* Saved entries
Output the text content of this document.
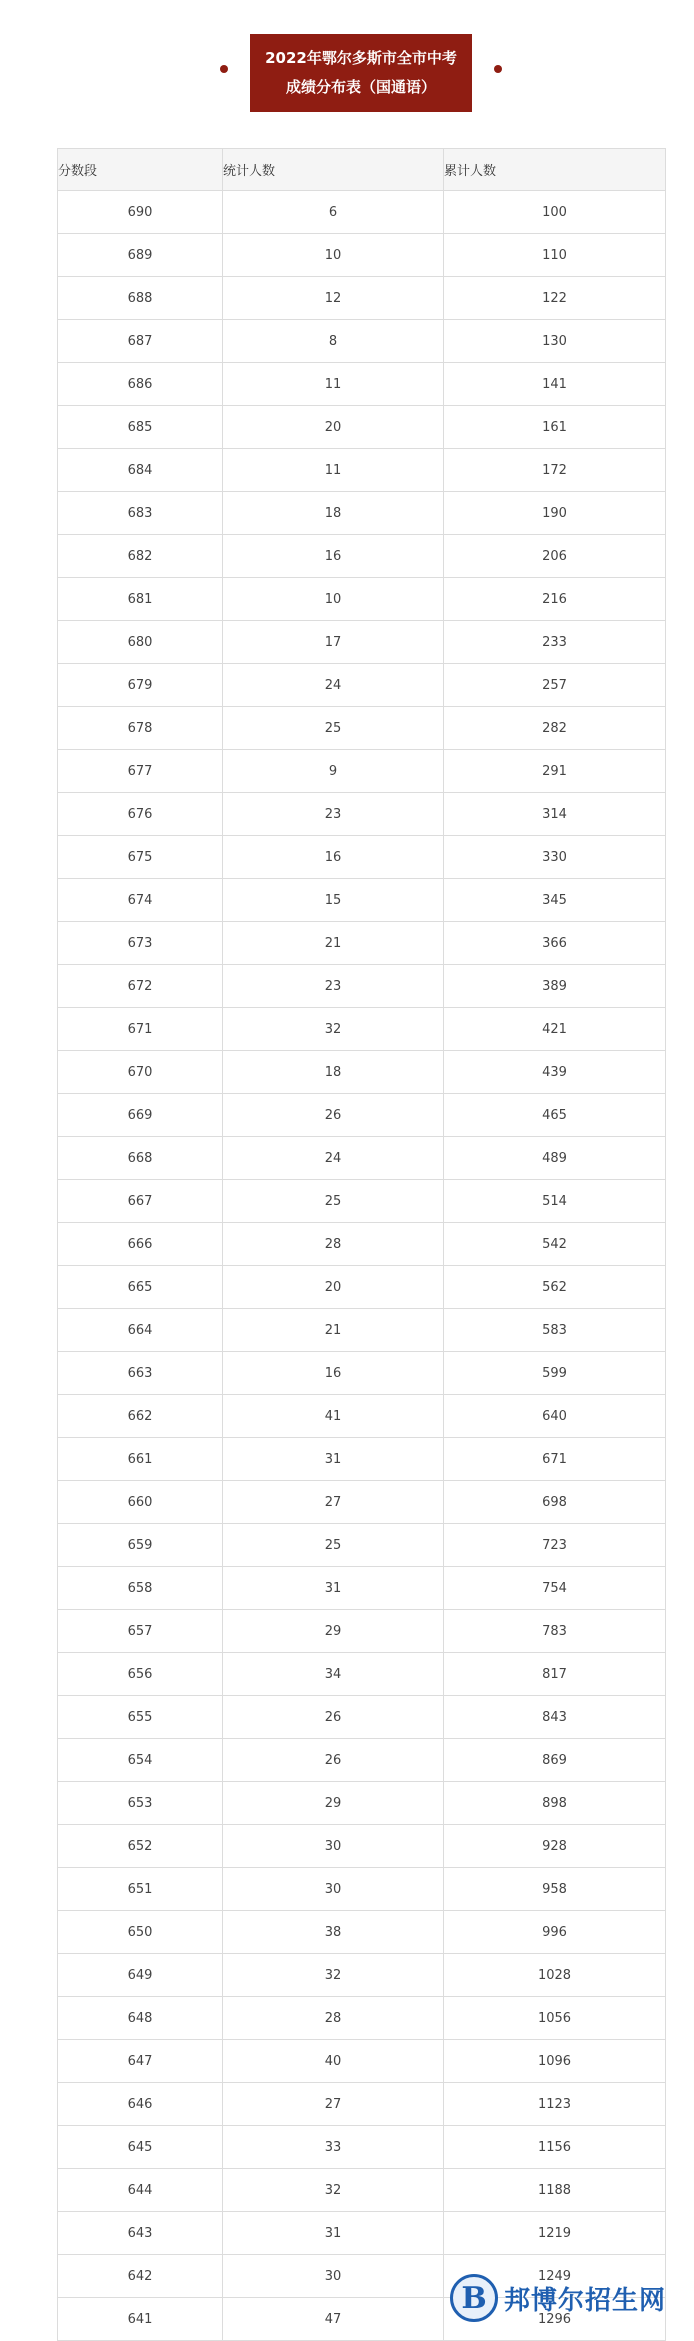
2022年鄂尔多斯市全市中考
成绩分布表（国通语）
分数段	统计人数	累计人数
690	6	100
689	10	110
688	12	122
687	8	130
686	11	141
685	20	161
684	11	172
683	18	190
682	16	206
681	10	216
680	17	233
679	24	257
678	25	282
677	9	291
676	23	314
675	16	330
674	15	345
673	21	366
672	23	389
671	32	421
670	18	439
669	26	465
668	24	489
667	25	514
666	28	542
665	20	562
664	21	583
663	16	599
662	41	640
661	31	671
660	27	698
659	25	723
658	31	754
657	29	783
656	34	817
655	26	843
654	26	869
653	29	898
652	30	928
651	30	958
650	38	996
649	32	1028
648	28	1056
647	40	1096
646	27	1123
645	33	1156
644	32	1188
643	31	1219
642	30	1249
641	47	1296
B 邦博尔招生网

* STATED PROBLEM
Reproduce the entries above exactly. Do not include the images.

* RESULT
Output the text content of this document.
2022年鄂尔多斯市全市中考
成绩分布表（国通语）
分数段	统计人数	累计人数
690	6	100
689	10	110
688	12	122
687	8	130
686	11	141
685	20	161
684	11	172
683	18	190
682	16	206
681	10	216
680	17	233
679	24	257
678	25	282
677	9	291
676	23	314
675	16	330
674	15	345
673	21	366
672	23	389
671	32	421
670	18	439
669	26	465
668	24	489
667	25	514
666	28	542
665	20	562
664	21	583
663	16	599
662	41	640
661	31	671
660	27	698
659	25	723
658	31	754
657	29	783
656	34	817
655	26	843
654	26	869
653	29	898
652	30	928
651	30	958
650	38	996
649	32	1028
648	28	1056
647	40	1096
646	27	1123
645	33	1156
644	32	1188
643	31	1219
642	30	1249
641	47	1296
B 邦博尔招生网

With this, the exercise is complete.